» The problem:
Rewrite all of the lines below with every "sst-pixel" renamed to "sst-point", and keep everything else unchanged.

» Supplied records:

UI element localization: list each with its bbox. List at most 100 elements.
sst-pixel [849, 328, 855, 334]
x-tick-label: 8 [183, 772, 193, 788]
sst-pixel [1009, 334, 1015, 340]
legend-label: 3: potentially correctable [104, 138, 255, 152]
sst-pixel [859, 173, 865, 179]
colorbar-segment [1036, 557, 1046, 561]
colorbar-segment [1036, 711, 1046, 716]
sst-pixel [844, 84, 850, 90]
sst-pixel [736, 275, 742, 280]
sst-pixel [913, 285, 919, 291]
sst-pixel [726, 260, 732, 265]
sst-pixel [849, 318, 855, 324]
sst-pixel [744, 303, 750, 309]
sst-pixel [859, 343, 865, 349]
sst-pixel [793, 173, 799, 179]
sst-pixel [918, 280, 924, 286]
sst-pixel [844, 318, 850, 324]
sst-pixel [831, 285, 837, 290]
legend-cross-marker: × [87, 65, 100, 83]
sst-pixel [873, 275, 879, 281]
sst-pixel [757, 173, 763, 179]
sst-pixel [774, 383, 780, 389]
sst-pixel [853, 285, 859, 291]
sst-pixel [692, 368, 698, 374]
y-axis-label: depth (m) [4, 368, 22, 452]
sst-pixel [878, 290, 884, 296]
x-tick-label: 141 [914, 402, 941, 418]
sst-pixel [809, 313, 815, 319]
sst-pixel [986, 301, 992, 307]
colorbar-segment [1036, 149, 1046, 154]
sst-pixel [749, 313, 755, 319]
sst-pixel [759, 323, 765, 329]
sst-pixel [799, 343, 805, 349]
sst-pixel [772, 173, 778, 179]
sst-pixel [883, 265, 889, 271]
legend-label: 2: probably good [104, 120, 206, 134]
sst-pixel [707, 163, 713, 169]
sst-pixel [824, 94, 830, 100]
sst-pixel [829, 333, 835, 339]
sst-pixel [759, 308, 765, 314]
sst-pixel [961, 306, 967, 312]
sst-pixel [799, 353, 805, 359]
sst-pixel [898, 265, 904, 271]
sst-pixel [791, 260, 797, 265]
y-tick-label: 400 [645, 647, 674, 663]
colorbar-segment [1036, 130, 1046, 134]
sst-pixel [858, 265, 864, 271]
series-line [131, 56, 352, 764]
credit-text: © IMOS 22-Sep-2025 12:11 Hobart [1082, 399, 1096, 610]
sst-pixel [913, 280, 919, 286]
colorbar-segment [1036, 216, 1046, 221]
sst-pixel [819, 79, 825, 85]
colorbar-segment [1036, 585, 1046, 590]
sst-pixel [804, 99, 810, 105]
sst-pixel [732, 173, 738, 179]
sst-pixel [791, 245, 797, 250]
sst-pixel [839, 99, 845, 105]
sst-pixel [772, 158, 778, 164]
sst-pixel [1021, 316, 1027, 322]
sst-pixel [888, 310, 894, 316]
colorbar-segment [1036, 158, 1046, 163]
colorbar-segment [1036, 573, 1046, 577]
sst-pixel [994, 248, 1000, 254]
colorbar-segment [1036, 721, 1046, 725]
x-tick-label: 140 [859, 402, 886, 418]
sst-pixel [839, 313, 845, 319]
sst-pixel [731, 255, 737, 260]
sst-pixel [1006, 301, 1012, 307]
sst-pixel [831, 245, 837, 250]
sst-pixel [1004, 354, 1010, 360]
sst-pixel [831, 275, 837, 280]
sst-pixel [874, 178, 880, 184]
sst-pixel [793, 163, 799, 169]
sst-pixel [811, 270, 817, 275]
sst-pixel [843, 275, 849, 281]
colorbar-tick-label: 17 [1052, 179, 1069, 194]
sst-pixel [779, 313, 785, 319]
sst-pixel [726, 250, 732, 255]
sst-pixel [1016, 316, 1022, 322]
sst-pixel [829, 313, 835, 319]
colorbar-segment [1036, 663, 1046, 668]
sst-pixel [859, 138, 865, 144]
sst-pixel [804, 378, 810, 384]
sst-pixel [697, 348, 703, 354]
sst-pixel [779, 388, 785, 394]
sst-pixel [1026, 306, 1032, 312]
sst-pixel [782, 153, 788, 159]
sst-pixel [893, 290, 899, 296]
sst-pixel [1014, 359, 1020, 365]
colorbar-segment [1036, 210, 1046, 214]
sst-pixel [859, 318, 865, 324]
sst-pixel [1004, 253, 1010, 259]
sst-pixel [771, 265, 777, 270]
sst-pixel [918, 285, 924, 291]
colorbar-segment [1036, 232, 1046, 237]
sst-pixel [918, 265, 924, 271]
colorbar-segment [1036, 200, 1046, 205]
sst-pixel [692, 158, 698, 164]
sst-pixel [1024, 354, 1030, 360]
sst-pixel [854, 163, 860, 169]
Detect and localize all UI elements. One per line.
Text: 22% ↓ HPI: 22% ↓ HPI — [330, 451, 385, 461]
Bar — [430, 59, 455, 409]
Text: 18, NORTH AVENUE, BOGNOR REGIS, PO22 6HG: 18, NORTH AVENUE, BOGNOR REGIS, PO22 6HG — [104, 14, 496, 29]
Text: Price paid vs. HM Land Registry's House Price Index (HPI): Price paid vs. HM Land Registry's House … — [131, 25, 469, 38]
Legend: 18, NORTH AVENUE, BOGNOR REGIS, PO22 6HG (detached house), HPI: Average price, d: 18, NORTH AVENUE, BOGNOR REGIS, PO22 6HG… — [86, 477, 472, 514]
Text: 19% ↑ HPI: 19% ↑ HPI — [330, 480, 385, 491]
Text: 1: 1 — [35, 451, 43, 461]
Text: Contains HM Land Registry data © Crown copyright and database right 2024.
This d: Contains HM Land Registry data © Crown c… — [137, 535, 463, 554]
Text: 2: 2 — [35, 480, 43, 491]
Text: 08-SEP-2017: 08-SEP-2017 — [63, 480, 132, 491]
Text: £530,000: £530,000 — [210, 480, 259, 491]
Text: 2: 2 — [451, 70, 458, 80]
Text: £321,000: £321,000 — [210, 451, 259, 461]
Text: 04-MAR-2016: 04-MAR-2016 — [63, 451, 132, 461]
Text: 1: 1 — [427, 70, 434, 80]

» Task answer:
UI element localization: list each with its bbox. List at most 100 elements.
sst-point [849, 328, 855, 334]
x-tick-label: 8 [183, 772, 193, 788]
sst-point [1009, 334, 1015, 340]
legend-label: 3: potentially correctable [104, 138, 255, 152]
sst-point [859, 173, 865, 179]
colorbar-segment [1036, 557, 1046, 561]
colorbar-segment [1036, 711, 1046, 716]
sst-point [844, 84, 850, 90]
sst-point [736, 275, 742, 280]
sst-point [913, 285, 919, 291]
sst-point [726, 260, 732, 265]
sst-point [849, 318, 855, 324]
sst-point [744, 303, 750, 309]
sst-point [859, 343, 865, 349]
sst-point [793, 173, 799, 179]
sst-point [918, 280, 924, 286]
sst-point [844, 318, 850, 324]
sst-point [831, 285, 837, 290]
legend-cross-marker: × [87, 65, 100, 83]
sst-point [873, 275, 879, 281]
sst-point [757, 173, 763, 179]
sst-point [774, 383, 780, 389]
sst-point [853, 285, 859, 291]
sst-point [692, 368, 698, 374]
y-axis-label: depth (m) [4, 368, 22, 452]
sst-point [878, 290, 884, 296]
x-tick-label: 141 [914, 402, 941, 418]
sst-point [809, 313, 815, 319]
sst-point [986, 301, 992, 307]
colorbar-segment [1036, 149, 1046, 154]
sst-point [749, 313, 755, 319]
sst-point [759, 323, 765, 329]
sst-point [799, 343, 805, 349]
sst-point [772, 173, 778, 179]
sst-point [883, 265, 889, 271]
legend-label: 2: probably good [104, 120, 206, 134]
sst-point [707, 163, 713, 169]
sst-point [824, 94, 830, 100]
sst-point [829, 333, 835, 339]
sst-point [759, 308, 765, 314]
sst-point [961, 306, 967, 312]
sst-point [799, 353, 805, 359]
sst-point [898, 265, 904, 271]
sst-point [791, 260, 797, 265]
y-tick-label: 400 [645, 647, 674, 663]
colorbar-segment [1036, 130, 1046, 134]
sst-point [858, 265, 864, 271]
series-line [131, 56, 352, 764]
credit-text: © IMOS 22-Sep-2025 12:11 Hobart [1082, 399, 1096, 610]
sst-point [913, 280, 919, 286]
colorbar-segment [1036, 216, 1046, 221]
sst-point [819, 79, 825, 85]
colorbar-segment [1036, 585, 1046, 590]
sst-point [804, 99, 810, 105]
sst-point [732, 173, 738, 179]
sst-point [791, 245, 797, 250]
sst-point [839, 99, 845, 105]
sst-point [772, 158, 778, 164]
sst-point [1021, 316, 1027, 322]
sst-point [888, 310, 894, 316]
colorbar-segment [1036, 158, 1046, 163]
colorbar-segment [1036, 573, 1046, 577]
sst-point [994, 248, 1000, 254]
colorbar-segment [1036, 721, 1046, 725]
x-tick-label: 140 [859, 402, 886, 418]
sst-point [839, 313, 845, 319]
sst-point [731, 255, 737, 260]
sst-point [1006, 301, 1012, 307]
sst-point [831, 245, 837, 250]
sst-point [1004, 354, 1010, 360]
sst-point [831, 275, 837, 280]
sst-point [874, 178, 880, 184]
sst-point [793, 163, 799, 169]
sst-point [811, 270, 817, 275]
sst-point [843, 275, 849, 281]
colorbar-tick-label: 17 [1052, 179, 1069, 194]
sst-point [779, 313, 785, 319]
sst-point [726, 250, 732, 255]
sst-point [1016, 316, 1022, 322]
sst-point [829, 313, 835, 319]
colorbar-segment [1036, 663, 1046, 668]
sst-point [859, 138, 865, 144]
sst-point [804, 378, 810, 384]
sst-point [697, 348, 703, 354]
sst-point [779, 388, 785, 394]
sst-point [1026, 306, 1032, 312]
sst-point [782, 153, 788, 159]
sst-point [893, 290, 899, 296]
sst-point [1014, 359, 1020, 365]
colorbar-segment [1036, 210, 1046, 214]
sst-point [859, 318, 865, 324]
sst-point [1004, 253, 1010, 259]
sst-point [771, 265, 777, 270]
sst-point [918, 285, 924, 291]
colorbar-segment [1036, 232, 1046, 237]
sst-point [918, 265, 924, 271]
colorbar-segment [1036, 200, 1046, 205]
sst-point [692, 158, 698, 164]
sst-point [1024, 354, 1030, 360]
sst-point [854, 163, 860, 169]
Detect and localize all UI elements. One per line.
Text: 22% ↓ HPI: 22% ↓ HPI — [330, 451, 385, 461]
Bar — [430, 59, 455, 409]
Text: 18, NORTH AVENUE, BOGNOR REGIS, PO22 6HG: 18, NORTH AVENUE, BOGNOR REGIS, PO22 6HG — [104, 14, 496, 29]
Text: Price paid vs. HM Land Registry's House Price Index (HPI): Price paid vs. HM Land Registry's House … — [131, 25, 469, 38]
Legend: 18, NORTH AVENUE, BOGNOR REGIS, PO22 6HG (detached house), HPI: Average price, d: 18, NORTH AVENUE, BOGNOR REGIS, PO22 6HG… — [86, 477, 472, 514]
Text: 19% ↑ HPI: 19% ↑ HPI — [330, 480, 385, 491]
Text: 1: 1 — [35, 451, 43, 461]
Text: Contains HM Land Registry data © Crown copyright and database right 2024.
This d: Contains HM Land Registry data © Crown c… — [137, 535, 463, 554]
Text: 2: 2 — [35, 480, 43, 491]
Text: 08-SEP-2017: 08-SEP-2017 — [63, 480, 132, 491]
Text: £530,000: £530,000 — [210, 480, 259, 491]
Text: 2: 2 — [451, 70, 458, 80]
Text: £321,000: £321,000 — [210, 451, 259, 461]
Text: 04-MAR-2016: 04-MAR-2016 — [63, 451, 132, 461]
Text: 1: 1 — [427, 70, 434, 80]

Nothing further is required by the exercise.